Begin SUPPLIED ENTRIES

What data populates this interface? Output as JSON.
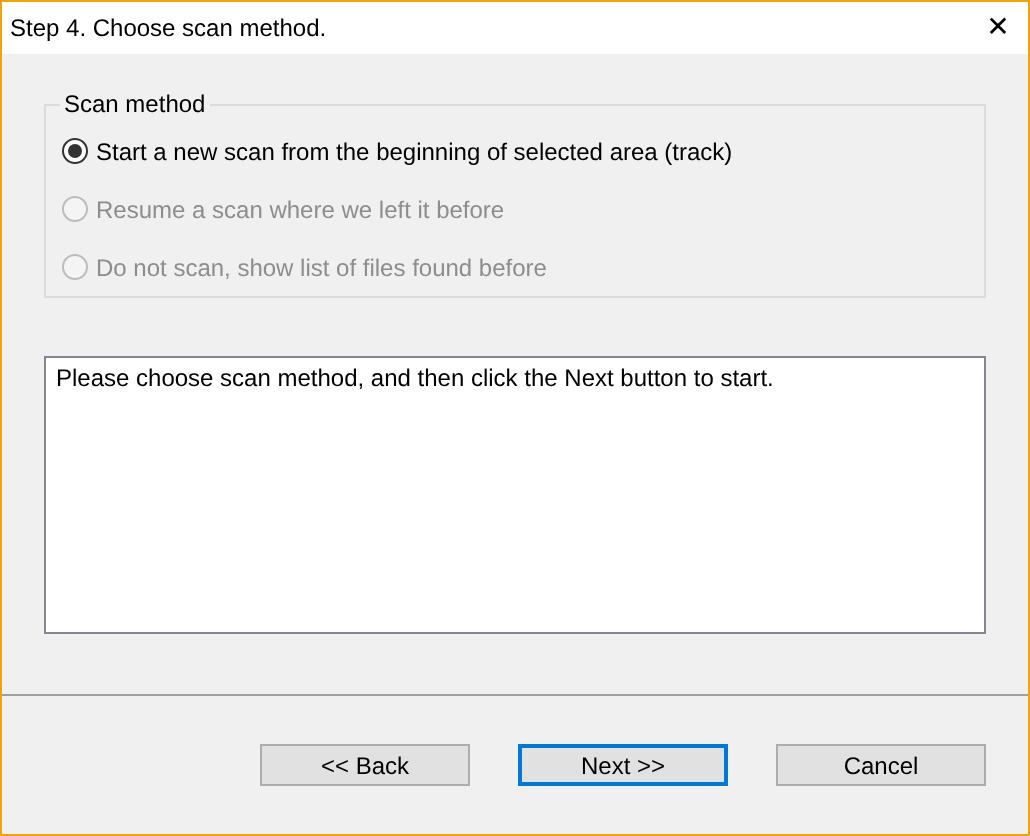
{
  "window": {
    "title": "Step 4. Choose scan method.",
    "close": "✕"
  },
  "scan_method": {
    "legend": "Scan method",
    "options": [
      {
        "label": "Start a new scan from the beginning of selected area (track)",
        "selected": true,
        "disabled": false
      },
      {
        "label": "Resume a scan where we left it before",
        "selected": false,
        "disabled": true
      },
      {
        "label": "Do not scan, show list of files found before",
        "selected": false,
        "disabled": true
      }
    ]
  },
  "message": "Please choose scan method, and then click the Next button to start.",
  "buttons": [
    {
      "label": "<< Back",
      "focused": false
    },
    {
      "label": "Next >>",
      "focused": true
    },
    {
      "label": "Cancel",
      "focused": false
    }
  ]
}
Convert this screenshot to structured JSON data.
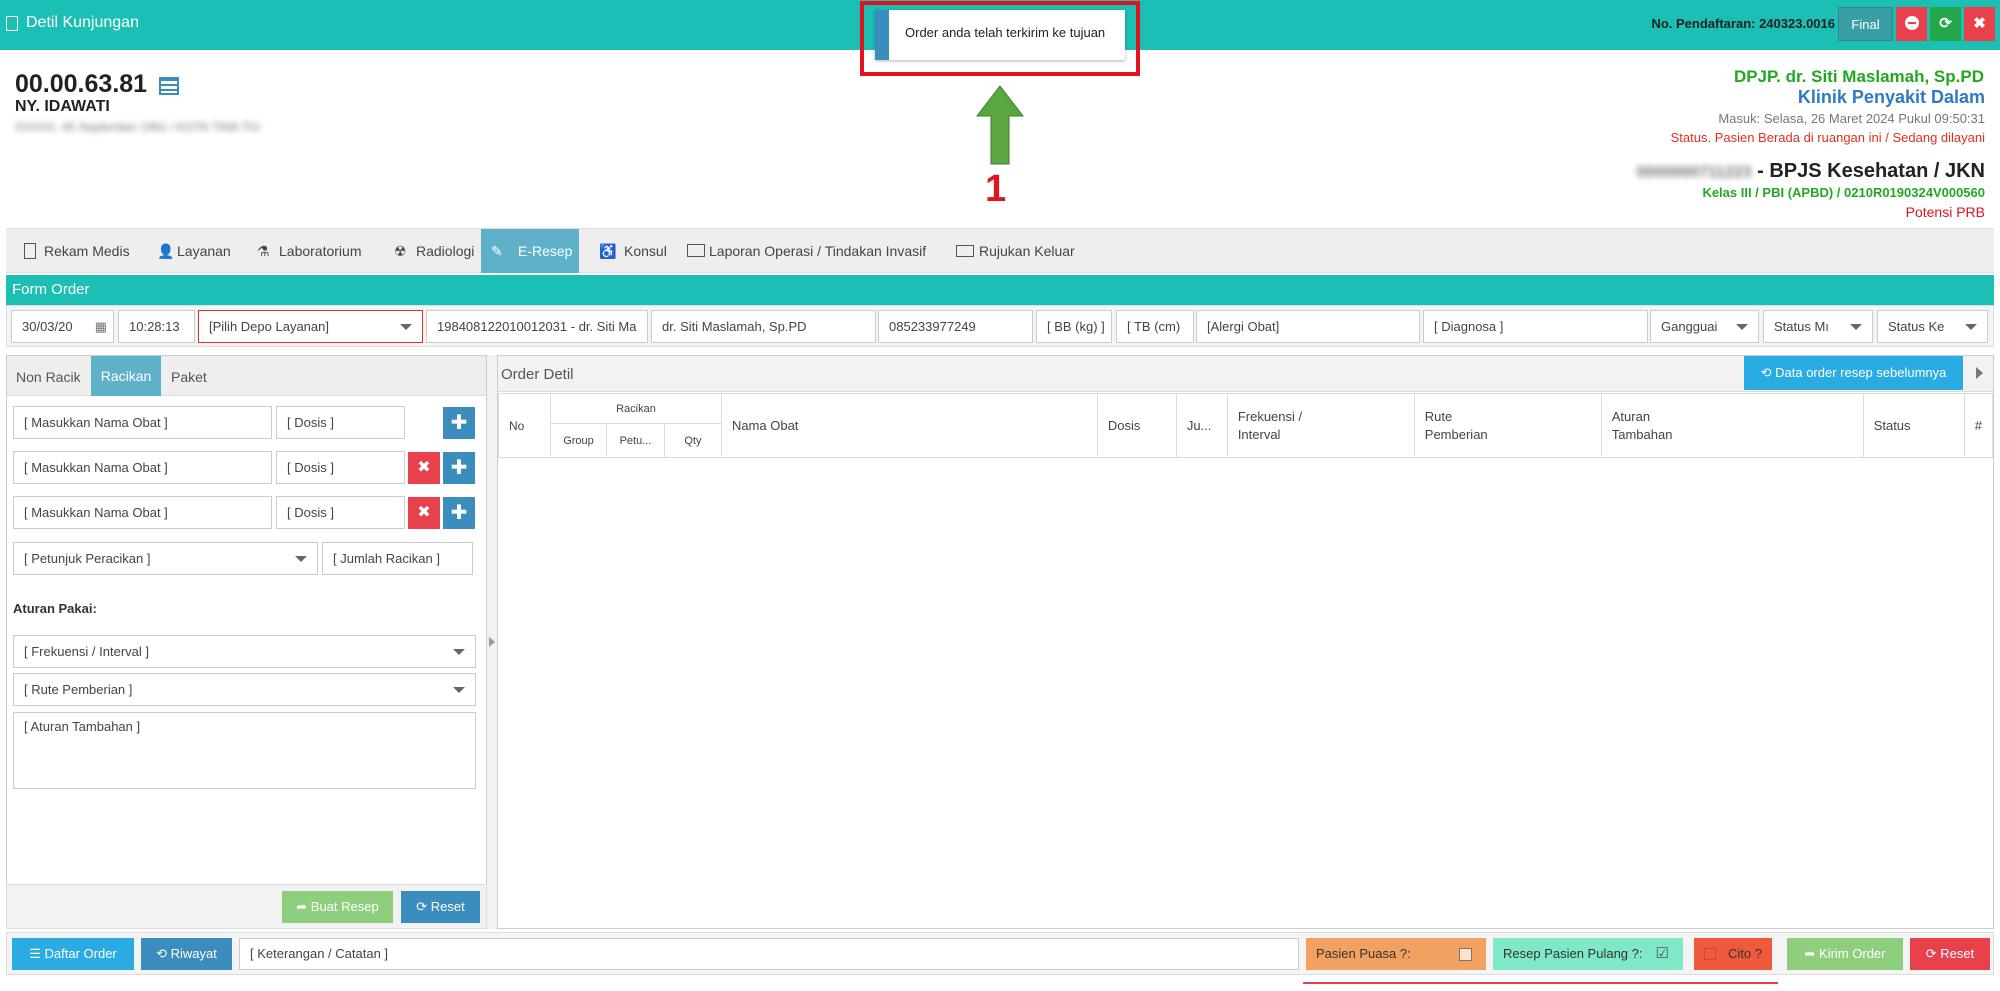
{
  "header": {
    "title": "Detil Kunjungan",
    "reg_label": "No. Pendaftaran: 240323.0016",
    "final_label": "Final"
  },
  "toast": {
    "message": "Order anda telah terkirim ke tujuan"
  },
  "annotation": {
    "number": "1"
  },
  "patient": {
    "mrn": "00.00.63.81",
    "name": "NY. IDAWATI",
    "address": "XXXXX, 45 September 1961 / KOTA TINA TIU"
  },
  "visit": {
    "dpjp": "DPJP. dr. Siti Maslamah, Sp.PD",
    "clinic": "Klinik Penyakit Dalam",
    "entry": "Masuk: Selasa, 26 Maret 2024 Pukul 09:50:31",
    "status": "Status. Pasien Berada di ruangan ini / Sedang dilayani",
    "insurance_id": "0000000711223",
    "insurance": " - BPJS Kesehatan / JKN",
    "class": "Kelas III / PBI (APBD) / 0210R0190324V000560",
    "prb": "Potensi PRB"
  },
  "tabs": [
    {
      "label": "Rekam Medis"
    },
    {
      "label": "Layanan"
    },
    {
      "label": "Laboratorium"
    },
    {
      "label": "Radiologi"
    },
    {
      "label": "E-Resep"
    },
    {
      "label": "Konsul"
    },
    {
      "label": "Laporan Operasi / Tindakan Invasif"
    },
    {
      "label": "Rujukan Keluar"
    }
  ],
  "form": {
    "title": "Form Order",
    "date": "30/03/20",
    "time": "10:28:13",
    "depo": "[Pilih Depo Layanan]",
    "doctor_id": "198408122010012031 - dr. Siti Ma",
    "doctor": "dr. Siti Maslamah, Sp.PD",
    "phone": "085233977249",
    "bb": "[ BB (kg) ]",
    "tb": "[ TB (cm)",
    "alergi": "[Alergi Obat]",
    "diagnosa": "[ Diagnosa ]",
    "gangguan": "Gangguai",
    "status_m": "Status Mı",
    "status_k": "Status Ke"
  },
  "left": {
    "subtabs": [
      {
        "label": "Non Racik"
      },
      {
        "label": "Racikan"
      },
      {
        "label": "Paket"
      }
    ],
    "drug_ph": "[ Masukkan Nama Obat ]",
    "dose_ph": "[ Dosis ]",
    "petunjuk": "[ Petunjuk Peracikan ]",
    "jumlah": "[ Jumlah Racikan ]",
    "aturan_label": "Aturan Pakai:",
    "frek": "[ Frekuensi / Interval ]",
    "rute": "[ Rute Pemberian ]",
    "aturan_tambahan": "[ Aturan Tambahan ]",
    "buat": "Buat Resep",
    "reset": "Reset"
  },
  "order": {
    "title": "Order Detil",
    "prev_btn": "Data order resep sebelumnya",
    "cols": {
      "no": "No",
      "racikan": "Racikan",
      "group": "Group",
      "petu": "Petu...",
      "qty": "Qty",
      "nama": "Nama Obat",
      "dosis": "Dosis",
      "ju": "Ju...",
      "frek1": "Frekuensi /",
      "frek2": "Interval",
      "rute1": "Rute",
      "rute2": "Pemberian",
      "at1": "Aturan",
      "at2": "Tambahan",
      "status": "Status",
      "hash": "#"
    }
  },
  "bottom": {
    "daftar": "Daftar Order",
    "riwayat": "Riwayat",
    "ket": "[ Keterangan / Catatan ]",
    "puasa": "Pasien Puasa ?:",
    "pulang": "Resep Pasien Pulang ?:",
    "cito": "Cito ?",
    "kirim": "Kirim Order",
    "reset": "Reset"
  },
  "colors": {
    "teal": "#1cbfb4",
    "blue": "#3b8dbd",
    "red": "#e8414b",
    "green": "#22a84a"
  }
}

End SUPPLIED ENTRIES

◆ **SET TASK**:
Copy each line of the data above that holds "Tambahan".

◆ **CORRECT ANSWER**:
    "aturan_tambahan": "[ Aturan Tambahan ]",
      "at2": "Tambahan",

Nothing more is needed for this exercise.